(Provided data):
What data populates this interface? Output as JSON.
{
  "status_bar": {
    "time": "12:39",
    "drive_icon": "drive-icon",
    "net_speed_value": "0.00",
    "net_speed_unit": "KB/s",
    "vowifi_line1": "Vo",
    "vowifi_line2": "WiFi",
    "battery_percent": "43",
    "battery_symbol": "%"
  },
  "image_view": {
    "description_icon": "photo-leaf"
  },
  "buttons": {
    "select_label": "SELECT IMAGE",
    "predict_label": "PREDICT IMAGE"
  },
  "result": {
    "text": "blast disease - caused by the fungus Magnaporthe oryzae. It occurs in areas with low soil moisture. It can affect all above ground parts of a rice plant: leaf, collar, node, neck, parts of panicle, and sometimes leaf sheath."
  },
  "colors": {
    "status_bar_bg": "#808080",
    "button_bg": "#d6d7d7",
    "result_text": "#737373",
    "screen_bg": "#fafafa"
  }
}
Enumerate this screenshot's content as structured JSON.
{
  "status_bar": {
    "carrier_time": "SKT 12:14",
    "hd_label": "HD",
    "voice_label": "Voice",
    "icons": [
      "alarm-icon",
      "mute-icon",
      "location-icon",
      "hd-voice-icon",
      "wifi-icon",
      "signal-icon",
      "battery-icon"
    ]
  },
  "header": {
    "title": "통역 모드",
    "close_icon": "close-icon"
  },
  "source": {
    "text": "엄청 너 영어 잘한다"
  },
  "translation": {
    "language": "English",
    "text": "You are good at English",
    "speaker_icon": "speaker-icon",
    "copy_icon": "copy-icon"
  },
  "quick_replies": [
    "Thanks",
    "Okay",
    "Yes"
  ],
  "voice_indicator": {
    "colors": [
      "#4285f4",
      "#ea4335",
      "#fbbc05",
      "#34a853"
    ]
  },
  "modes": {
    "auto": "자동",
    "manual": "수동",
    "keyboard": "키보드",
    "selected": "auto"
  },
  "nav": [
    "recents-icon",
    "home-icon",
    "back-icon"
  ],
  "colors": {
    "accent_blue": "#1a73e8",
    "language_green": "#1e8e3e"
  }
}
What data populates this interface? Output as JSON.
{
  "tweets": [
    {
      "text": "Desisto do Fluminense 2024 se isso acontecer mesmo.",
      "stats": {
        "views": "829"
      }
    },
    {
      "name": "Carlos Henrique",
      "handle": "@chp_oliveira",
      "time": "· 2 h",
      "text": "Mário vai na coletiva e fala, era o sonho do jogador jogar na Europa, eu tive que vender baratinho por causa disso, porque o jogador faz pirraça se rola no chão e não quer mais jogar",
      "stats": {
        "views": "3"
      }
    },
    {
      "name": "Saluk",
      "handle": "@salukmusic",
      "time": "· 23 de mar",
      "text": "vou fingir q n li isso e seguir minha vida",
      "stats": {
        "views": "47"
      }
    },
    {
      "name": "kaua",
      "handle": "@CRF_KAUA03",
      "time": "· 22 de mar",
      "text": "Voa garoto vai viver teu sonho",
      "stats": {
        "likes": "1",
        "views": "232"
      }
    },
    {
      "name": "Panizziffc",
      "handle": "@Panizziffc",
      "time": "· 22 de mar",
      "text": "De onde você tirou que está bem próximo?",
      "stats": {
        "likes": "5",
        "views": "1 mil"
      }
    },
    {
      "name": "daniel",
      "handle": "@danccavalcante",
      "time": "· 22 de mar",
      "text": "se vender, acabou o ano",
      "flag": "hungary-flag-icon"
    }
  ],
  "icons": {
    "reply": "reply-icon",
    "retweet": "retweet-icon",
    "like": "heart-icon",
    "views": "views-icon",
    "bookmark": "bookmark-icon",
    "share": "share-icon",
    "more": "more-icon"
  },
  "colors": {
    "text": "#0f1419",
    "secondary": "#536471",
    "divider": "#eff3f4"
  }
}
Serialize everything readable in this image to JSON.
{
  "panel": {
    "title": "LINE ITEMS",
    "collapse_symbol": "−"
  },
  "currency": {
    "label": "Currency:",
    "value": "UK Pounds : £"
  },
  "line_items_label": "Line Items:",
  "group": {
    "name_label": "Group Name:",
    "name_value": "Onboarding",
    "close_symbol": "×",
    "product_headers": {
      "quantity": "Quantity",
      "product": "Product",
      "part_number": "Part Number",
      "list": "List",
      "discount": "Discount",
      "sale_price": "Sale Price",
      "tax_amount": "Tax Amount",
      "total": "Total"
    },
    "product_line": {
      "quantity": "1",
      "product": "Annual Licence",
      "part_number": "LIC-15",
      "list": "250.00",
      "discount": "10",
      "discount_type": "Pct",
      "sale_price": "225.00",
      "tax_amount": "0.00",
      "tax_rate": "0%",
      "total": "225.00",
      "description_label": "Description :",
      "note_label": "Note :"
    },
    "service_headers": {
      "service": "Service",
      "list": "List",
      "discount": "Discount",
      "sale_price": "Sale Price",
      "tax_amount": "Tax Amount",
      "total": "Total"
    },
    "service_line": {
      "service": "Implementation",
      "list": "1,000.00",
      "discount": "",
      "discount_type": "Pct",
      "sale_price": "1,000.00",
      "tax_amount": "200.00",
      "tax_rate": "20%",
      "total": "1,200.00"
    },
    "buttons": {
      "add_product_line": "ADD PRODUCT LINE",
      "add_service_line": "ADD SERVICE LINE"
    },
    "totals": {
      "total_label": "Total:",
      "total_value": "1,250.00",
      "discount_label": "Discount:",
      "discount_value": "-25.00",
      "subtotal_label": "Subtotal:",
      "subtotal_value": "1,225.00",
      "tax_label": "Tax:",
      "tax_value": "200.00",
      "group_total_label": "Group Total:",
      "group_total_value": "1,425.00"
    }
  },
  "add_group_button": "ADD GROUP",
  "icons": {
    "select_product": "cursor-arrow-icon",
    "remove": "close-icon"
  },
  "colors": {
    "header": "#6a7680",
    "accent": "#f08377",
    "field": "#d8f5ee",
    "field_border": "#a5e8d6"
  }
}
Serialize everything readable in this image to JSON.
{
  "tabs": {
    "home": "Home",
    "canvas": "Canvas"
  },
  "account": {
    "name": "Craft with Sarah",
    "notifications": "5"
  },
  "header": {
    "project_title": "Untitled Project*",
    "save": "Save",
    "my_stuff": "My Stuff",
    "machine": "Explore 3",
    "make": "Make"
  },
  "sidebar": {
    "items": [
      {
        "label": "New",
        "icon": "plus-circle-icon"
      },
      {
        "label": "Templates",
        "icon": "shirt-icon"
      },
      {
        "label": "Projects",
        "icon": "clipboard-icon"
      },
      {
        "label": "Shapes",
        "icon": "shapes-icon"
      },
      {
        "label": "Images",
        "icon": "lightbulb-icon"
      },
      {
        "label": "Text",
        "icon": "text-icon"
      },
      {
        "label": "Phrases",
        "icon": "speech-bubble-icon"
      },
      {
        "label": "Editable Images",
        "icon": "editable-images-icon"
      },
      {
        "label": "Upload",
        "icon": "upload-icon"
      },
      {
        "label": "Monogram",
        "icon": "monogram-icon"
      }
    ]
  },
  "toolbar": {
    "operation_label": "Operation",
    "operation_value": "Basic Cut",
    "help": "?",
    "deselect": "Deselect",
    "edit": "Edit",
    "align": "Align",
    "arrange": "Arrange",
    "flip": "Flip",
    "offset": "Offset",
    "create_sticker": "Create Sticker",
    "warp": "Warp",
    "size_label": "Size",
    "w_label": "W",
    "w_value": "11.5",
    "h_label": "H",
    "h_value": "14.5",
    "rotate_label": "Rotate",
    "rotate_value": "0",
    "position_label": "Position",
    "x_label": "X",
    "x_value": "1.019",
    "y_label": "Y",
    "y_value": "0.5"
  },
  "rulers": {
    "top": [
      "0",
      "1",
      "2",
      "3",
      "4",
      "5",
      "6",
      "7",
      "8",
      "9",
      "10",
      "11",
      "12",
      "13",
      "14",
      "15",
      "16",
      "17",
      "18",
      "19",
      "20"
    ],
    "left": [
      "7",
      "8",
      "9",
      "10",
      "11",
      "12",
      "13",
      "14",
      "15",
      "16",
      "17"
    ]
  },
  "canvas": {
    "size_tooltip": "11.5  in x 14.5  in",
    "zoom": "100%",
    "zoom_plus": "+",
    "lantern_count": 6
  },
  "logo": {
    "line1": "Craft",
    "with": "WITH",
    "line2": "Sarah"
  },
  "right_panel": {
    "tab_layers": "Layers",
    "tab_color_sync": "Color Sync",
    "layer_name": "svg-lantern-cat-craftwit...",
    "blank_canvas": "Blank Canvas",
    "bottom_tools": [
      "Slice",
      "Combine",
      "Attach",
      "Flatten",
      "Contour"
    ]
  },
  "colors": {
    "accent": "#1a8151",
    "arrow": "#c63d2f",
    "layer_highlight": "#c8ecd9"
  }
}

(Aim): Determine how many lines contain the word "vender" and reply with that number alone.

(Solution for this exercise): 2